- _TASK DIRECTIONS_:
Copy the lines holding the word "Fase", all of them.

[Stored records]

● ● ● ● ● ● ●

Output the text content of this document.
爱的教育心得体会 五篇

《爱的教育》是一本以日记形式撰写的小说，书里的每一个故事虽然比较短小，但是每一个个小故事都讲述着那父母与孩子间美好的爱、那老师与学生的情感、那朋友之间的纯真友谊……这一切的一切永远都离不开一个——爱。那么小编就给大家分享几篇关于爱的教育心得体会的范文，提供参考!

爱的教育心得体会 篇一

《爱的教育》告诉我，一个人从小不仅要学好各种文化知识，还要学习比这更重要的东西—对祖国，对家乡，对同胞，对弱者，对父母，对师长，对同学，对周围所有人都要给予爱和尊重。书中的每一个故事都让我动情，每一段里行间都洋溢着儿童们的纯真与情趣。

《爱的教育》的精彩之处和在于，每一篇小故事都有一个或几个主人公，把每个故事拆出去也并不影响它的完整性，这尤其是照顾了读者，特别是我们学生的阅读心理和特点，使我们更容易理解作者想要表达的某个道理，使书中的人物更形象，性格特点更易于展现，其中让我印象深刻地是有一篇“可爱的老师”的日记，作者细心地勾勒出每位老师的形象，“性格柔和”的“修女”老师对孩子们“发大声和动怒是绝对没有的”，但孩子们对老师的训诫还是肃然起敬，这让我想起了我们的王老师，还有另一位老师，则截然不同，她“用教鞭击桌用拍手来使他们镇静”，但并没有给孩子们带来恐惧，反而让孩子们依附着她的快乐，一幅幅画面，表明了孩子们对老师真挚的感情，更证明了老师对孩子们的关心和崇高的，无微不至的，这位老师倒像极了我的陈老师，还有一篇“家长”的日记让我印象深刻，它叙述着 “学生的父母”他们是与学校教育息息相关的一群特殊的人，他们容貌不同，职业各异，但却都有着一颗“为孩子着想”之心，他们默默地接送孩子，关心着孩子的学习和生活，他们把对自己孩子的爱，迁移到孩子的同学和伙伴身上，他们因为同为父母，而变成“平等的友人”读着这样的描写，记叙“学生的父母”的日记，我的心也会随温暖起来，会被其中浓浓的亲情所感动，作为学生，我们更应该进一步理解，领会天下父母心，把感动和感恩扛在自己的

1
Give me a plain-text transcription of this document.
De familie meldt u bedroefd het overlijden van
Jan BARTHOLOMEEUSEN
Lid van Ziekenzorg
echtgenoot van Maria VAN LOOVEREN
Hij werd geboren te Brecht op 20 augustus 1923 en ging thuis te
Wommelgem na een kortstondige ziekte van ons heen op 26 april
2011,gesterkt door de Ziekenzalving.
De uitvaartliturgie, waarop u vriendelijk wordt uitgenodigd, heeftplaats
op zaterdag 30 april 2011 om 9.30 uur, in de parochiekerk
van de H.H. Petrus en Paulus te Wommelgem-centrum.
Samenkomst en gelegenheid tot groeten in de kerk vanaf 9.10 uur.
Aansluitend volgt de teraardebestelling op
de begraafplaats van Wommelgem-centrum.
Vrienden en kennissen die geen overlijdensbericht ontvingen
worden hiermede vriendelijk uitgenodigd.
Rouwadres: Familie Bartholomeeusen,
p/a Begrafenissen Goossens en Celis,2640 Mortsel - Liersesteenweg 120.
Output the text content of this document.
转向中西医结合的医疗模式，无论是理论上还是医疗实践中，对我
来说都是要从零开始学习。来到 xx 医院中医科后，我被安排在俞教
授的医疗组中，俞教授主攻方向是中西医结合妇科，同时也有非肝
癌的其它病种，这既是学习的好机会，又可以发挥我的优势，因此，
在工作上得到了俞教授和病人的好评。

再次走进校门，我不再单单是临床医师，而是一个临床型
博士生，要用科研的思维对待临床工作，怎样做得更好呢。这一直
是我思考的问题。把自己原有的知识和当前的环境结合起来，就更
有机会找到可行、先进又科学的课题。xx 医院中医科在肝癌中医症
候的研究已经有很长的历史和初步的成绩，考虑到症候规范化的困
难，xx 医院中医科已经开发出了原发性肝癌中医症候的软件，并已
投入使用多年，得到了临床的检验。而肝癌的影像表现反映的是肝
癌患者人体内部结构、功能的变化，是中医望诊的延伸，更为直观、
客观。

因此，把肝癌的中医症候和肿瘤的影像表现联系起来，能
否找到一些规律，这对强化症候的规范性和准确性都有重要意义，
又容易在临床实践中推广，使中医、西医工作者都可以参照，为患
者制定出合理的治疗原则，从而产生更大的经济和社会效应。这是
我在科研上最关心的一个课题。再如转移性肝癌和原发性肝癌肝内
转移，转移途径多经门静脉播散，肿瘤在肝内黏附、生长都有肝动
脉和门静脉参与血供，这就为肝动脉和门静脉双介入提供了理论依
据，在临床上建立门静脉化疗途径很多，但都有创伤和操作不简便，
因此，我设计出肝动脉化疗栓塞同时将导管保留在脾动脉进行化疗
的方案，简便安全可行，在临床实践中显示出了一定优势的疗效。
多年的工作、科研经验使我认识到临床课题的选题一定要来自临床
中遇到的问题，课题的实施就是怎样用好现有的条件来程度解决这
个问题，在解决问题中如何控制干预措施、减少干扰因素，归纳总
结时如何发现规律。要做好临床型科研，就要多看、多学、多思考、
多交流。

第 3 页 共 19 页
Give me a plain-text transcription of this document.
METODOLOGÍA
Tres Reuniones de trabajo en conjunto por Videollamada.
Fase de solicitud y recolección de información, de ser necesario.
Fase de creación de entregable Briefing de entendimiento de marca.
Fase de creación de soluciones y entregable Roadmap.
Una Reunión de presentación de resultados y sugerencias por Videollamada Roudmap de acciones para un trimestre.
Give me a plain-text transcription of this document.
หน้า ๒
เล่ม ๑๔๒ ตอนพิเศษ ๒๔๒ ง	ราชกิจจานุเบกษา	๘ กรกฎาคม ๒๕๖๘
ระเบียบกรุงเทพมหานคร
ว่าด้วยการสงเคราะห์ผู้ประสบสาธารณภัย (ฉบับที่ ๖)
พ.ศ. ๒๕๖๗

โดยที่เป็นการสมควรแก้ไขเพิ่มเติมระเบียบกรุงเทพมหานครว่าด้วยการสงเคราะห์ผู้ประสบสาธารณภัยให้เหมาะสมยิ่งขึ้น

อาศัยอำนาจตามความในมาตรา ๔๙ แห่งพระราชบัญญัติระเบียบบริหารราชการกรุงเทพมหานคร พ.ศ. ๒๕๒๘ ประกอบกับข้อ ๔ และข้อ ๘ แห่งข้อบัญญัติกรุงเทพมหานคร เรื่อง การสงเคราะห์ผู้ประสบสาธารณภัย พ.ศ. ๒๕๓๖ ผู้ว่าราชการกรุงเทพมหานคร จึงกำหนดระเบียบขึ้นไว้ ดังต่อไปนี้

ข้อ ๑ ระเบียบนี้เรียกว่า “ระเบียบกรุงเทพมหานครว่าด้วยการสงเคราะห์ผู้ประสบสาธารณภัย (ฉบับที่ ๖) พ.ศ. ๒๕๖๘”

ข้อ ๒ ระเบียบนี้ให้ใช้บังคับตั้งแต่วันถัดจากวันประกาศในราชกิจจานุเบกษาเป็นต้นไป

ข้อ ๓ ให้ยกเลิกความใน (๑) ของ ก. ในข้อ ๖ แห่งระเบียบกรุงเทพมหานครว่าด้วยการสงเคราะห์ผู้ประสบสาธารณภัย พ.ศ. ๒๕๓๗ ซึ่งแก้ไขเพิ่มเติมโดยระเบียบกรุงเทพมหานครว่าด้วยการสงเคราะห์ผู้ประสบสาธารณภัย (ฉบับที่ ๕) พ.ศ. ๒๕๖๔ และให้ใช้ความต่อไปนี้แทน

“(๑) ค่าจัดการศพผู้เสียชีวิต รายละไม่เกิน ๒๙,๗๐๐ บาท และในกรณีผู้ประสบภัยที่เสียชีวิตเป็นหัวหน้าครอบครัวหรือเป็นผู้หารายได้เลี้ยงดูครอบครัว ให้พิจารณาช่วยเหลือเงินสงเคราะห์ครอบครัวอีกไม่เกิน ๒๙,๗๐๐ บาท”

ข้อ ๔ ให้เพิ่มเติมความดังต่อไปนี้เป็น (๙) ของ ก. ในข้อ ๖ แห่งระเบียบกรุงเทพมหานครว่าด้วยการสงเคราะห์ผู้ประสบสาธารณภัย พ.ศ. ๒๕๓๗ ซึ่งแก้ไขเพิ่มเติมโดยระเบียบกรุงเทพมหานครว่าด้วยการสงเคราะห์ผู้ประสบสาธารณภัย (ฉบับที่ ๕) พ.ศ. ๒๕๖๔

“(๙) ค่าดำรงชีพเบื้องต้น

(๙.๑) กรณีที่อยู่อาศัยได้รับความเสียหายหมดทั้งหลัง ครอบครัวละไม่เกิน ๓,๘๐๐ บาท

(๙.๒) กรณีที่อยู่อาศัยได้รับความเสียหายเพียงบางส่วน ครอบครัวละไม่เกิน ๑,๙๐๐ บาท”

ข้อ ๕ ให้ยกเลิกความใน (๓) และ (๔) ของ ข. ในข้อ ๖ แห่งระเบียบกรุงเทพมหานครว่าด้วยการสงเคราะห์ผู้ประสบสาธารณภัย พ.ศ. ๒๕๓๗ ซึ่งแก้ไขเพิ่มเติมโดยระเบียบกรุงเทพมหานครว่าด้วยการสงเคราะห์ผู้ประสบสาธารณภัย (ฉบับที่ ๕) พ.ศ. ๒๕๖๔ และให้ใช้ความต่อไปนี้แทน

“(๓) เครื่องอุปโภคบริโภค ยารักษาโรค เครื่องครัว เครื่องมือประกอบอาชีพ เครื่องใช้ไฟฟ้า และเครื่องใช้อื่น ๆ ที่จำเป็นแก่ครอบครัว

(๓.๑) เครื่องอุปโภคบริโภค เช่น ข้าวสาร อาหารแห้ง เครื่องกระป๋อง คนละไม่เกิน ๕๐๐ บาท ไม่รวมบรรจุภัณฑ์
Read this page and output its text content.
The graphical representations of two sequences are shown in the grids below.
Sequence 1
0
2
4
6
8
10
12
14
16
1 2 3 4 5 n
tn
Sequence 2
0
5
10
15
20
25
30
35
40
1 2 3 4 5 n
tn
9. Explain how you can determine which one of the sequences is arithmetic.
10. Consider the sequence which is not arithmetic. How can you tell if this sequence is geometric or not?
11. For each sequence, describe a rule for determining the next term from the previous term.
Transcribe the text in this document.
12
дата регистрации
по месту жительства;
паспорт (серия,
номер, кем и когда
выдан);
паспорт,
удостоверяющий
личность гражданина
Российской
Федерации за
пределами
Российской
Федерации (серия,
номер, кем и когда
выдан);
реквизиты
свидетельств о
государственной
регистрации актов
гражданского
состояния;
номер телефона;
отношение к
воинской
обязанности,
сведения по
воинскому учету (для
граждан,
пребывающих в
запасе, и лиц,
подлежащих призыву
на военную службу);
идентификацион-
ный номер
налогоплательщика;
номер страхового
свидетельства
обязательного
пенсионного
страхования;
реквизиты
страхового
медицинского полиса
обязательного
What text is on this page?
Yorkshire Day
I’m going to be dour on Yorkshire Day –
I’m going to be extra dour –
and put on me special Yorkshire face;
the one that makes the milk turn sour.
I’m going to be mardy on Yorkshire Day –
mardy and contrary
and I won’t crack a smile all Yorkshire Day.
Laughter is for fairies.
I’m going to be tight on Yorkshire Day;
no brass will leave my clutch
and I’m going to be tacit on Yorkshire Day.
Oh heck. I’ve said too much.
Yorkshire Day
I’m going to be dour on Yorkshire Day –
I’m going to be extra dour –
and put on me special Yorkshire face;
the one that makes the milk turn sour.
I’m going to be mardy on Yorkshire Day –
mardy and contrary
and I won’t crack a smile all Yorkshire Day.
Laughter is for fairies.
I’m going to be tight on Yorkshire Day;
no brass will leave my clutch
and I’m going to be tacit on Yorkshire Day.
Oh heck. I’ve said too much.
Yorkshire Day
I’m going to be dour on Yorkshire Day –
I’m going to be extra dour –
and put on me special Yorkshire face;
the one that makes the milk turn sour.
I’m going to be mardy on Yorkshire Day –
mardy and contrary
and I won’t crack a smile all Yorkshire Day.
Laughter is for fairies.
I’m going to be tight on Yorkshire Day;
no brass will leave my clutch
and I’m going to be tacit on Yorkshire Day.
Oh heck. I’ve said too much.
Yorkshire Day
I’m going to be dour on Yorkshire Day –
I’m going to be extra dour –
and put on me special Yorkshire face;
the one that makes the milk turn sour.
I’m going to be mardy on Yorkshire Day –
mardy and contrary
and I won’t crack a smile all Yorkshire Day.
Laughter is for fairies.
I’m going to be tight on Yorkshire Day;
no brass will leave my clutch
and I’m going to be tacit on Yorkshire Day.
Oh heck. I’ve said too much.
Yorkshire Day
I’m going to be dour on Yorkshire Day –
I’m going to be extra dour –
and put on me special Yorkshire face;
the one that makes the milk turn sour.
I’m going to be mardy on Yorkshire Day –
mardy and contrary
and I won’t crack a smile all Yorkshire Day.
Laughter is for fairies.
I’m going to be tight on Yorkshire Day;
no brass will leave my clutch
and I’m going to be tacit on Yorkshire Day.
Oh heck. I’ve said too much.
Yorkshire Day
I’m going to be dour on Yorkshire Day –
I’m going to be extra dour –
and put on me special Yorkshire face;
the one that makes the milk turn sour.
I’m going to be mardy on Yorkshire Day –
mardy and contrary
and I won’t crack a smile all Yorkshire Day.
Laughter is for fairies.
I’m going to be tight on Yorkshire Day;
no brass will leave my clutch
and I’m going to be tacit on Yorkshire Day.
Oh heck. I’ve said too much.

● ● ● ● ● ● ●

- _TASK ANSWER_:
Fase de solicitud y recolección de información, de ser necesario.
Fase de creación de entregable Briefing de entendimiento de marca.
Fase de creación de soluciones y entregable Roadmap.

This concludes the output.